:: What this task involves ::
Scan the data below for the string "footer". Show every line where it turns up.

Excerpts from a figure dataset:

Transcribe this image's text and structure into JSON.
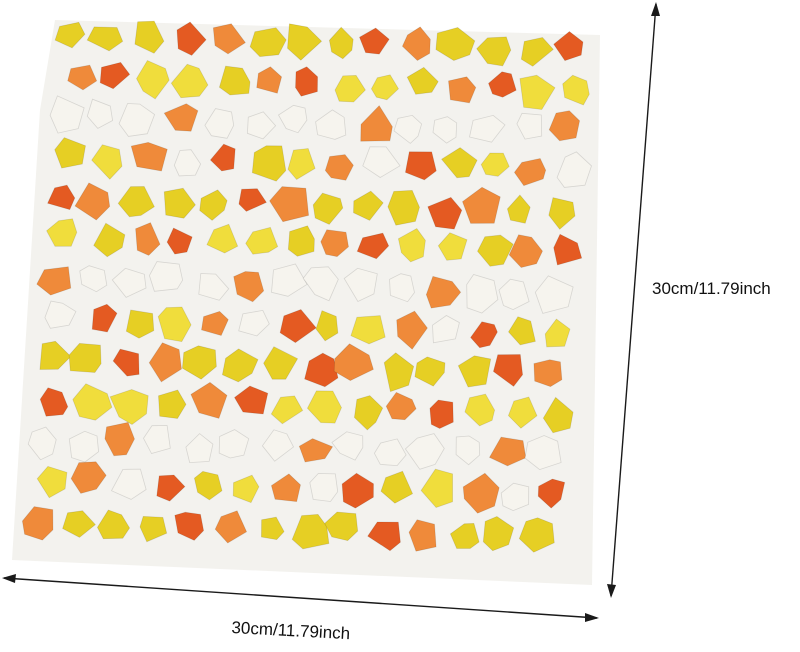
{
  "dimensions": {
    "height_label": "30cm/11.79inch",
    "width_label": "30cm/11.79inch"
  },
  "palette": {
    "white": "#f6f4ee",
    "yellow": "#e6cf24",
    "light_yellow": "#f0dd3c",
    "orange": "#ef8a3a",
    "red_orange": "#e45a22",
    "mesh": "#e9e7e0",
    "arrow": "#1a1a1a"
  },
  "colors": [
    "yellow",
    "orange",
    "white",
    "yellow",
    "red_orange",
    "light_yellow",
    "orange",
    "white",
    "yellow",
    "red_orange",
    "white",
    "light_yellow",
    "orange",
    "yellow",
    "white",
    "red_orange",
    "yellow",
    "light_yellow",
    "white",
    "orange"
  ]
}
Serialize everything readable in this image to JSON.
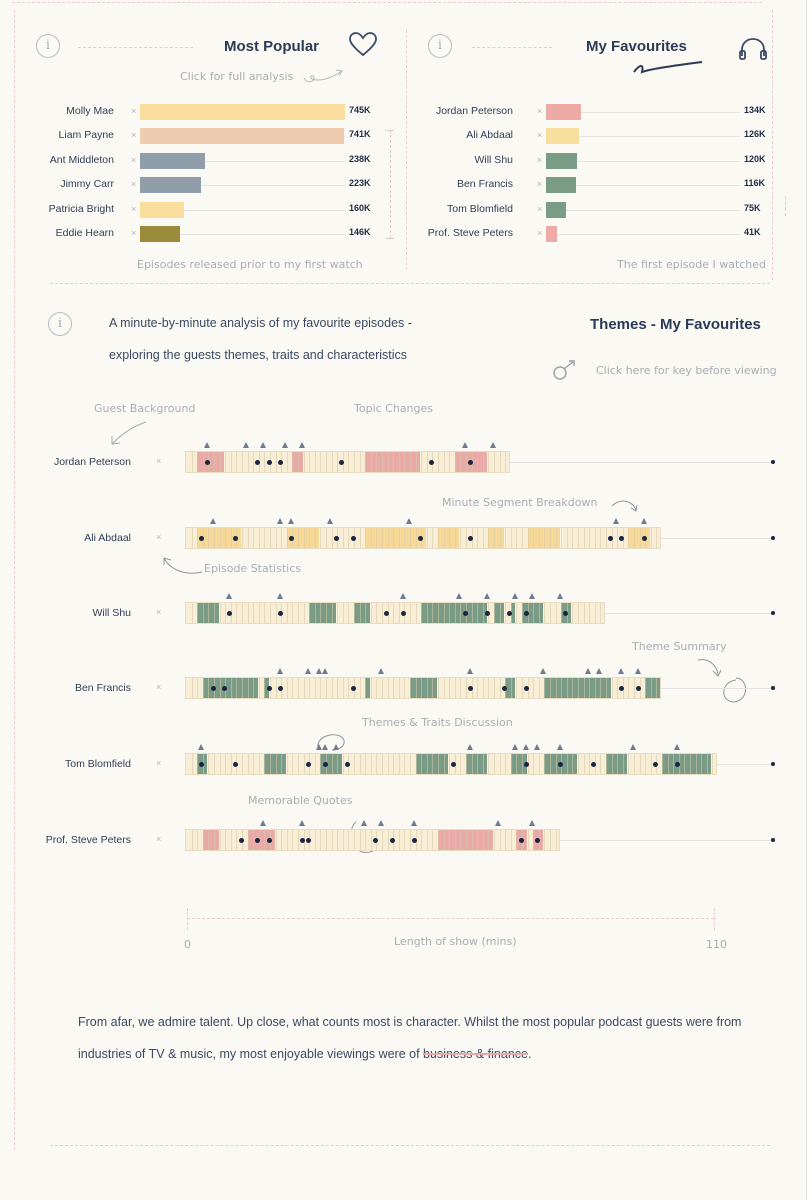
{
  "colors": {
    "accent": "#2b3b55",
    "red": "#e9a9a6",
    "yellow": "#f6dfa0",
    "green": "#7b9a86",
    "grey": "#8e9ba7",
    "olive": "#9a8a3a"
  },
  "popular": {
    "title": "Most Popular",
    "hint": "Click for full analysis",
    "footer": "Episodes released prior to my first watch",
    "icon": "heart-icon",
    "items": [
      {
        "name": "Molly Mae",
        "value": 745,
        "label": "745K",
        "color": "#f8de9f"
      },
      {
        "name": "Liam Payne",
        "value": 741,
        "label": "741K",
        "color": "#efcbb0"
      },
      {
        "name": "Ant Middleton",
        "value": 238,
        "label": "238K",
        "color": "#909ea9"
      },
      {
        "name": "Jimmy Carr",
        "value": 223,
        "label": "223K",
        "color": "#909ea9"
      },
      {
        "name": "Patricia Bright",
        "value": 160,
        "label": "160K",
        "color": "#f8de9f"
      },
      {
        "name": "Eddie Hearn",
        "value": 146,
        "label": "146K",
        "color": "#9b8c3c"
      }
    ]
  },
  "favourites": {
    "title": "My Favourites",
    "footer": "The first episode I watched",
    "icon": "headphones-icon",
    "items": [
      {
        "name": "Jordan Peterson",
        "value": 134,
        "label": "134K",
        "color": "#eeaaa6"
      },
      {
        "name": "Ali Abdaal",
        "value": 126,
        "label": "126K",
        "color": "#f8de9f"
      },
      {
        "name": "Will Shu",
        "value": 120,
        "label": "120K",
        "color": "#7a9b85"
      },
      {
        "name": "Ben Francis",
        "value": 116,
        "label": "116K",
        "color": "#7a9b85"
      },
      {
        "name": "Tom Blomfield",
        "value": 75,
        "label": "75K",
        "color": "#7a9b85"
      },
      {
        "name": "Prof. Steve Peters",
        "value": 41,
        "label": "41K",
        "color": "#eeaaa6"
      }
    ]
  },
  "themes": {
    "title": "Themes - My Favourites",
    "intro_line1": "A minute-by-minute analysis of my favourite episodes -",
    "intro_line2": "exploring the guests themes, traits and characteristics",
    "key_hint": "Click here for key before viewing",
    "annotations": {
      "guest_background": "Guest Background",
      "topic_changes": "Topic Changes",
      "minute_segment": "Minute Segment Breakdown",
      "episode_stats": "Episode Statistics",
      "theme_summary": "Theme Summary",
      "themes_traits": "Themes & Traits Discussion",
      "memorable_quotes": "Memorable Quotes"
    },
    "axis": {
      "min_label": "0",
      "max_label": "110",
      "label": "Length of show (mins)"
    }
  },
  "chart_data": {
    "type": "bar",
    "xlabel": "Length of show (mins)",
    "xlim": [
      0,
      110
    ],
    "series": [
      {
        "name": "Jordan Peterson",
        "length": 58,
        "color": "#e9a9a6",
        "segments": [
          [
            2,
            7
          ],
          [
            19,
            21
          ],
          [
            32,
            42
          ],
          [
            48,
            54
          ]
        ],
        "dots": [
          4,
          13,
          15,
          17,
          28,
          44,
          51
        ],
        "triangles": [
          4,
          11,
          14,
          18,
          21,
          50,
          55
        ]
      },
      {
        "name": "Ali Abdaal",
        "length": 85,
        "color": "#f6d999",
        "segments": [
          [
            2,
            10
          ],
          [
            18,
            24
          ],
          [
            32,
            43
          ],
          [
            45,
            49
          ],
          [
            54,
            57
          ],
          [
            61,
            67
          ],
          [
            79,
            83
          ]
        ],
        "dots": [
          3,
          9,
          19,
          27,
          30,
          42,
          51,
          76,
          78,
          82
        ],
        "triangles": [
          5,
          17,
          19,
          26,
          40,
          77,
          82
        ]
      },
      {
        "name": "Will Shu",
        "length": 75,
        "color": "#7a9b85",
        "segments": [
          [
            2,
            6
          ],
          [
            22,
            27
          ],
          [
            30,
            33
          ],
          [
            42,
            54
          ],
          [
            55,
            57
          ],
          [
            58,
            59
          ],
          [
            60,
            64
          ],
          [
            67,
            69
          ]
        ],
        "dots": [
          8,
          17,
          36,
          39,
          50,
          54,
          58,
          61,
          68
        ],
        "triangles": [
          8,
          17,
          39,
          49,
          54,
          59,
          62,
          67
        ]
      },
      {
        "name": "Ben Francis",
        "length": 85,
        "color": "#7a9b85",
        "segments": [
          [
            3,
            13
          ],
          [
            14,
            15
          ],
          [
            32,
            33
          ],
          [
            40,
            45
          ],
          [
            57,
            59
          ],
          [
            64,
            76
          ],
          [
            82,
            86
          ]
        ],
        "dots": [
          5,
          7,
          15,
          17,
          30,
          51,
          57,
          61,
          78,
          81
        ],
        "triangles": [
          17,
          22,
          24,
          25,
          35,
          51,
          64,
          72,
          74,
          78,
          81
        ]
      },
      {
        "name": "Tom Blomfield",
        "length": 95,
        "color": "#7a9b85",
        "segments": [
          [
            2,
            4
          ],
          [
            14,
            18
          ],
          [
            24,
            28
          ],
          [
            41,
            47
          ],
          [
            50,
            54
          ],
          [
            58,
            61
          ],
          [
            64,
            70
          ],
          [
            75,
            79
          ],
          [
            85,
            94
          ]
        ],
        "dots": [
          3,
          9,
          22,
          25,
          29,
          48,
          61,
          67,
          73,
          84,
          88
        ],
        "triangles": [
          3,
          24,
          25,
          27,
          51,
          59,
          61,
          63,
          67,
          80,
          88
        ]
      },
      {
        "name": "Prof. Steve Peters",
        "length": 67,
        "color": "#e9a9a6",
        "segments": [
          [
            3,
            6
          ],
          [
            11,
            16
          ],
          [
            45,
            55
          ],
          [
            59,
            61
          ],
          [
            62,
            64
          ]
        ],
        "dots": [
          10,
          13,
          15,
          21,
          22,
          34,
          37,
          41,
          60,
          63
        ],
        "triangles": [
          14,
          21,
          32,
          35,
          41,
          56,
          62
        ]
      }
    ]
  },
  "conclusion": {
    "text_part1": "From afar, we admire talent. Up close, what counts most is character. Whilst the most popular podcast guests were from industries of TV & music, my most enjoyable viewings were of ",
    "highlight": "business & finance",
    "text_part2": "."
  }
}
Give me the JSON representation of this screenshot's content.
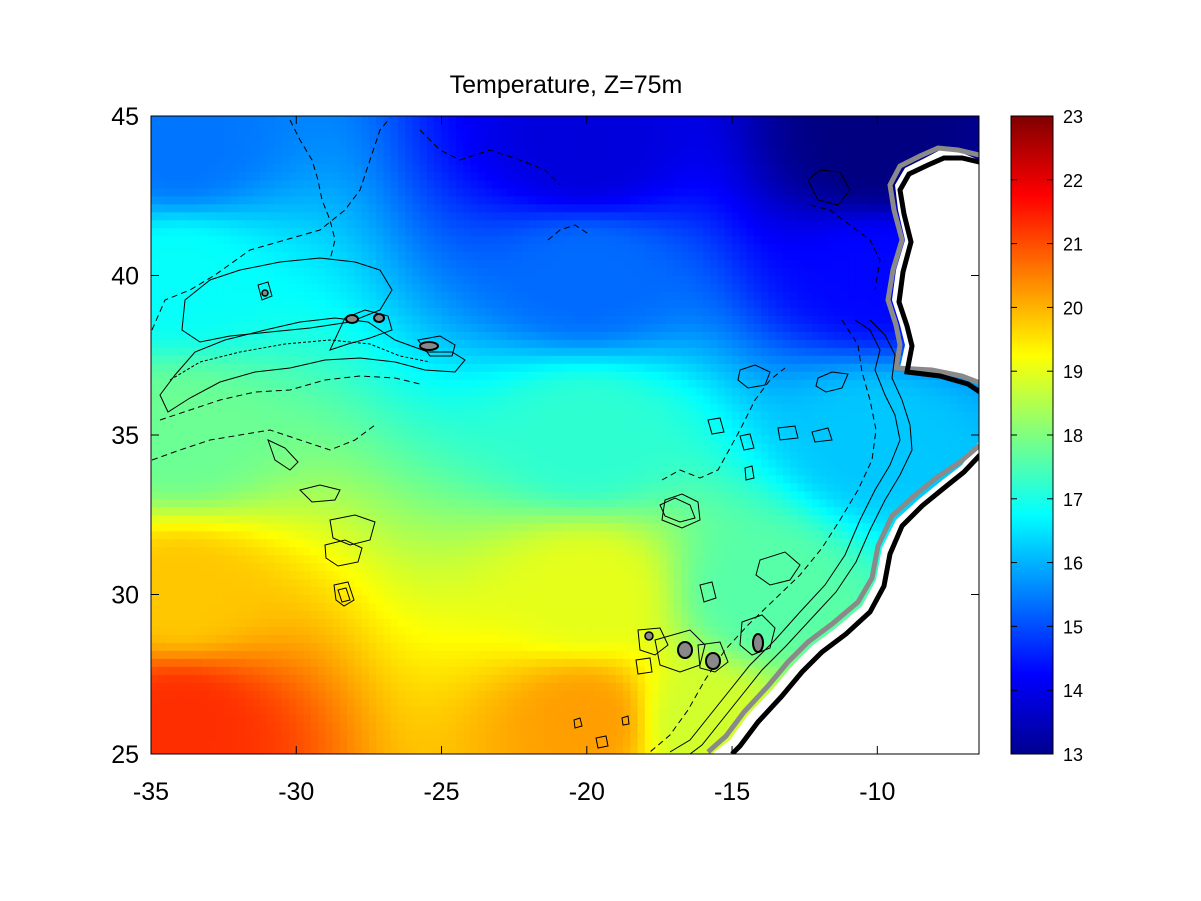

:: Output below ::
    "footer": "Episodes released prior to my first watch",
    "footer": "The first episode I watched",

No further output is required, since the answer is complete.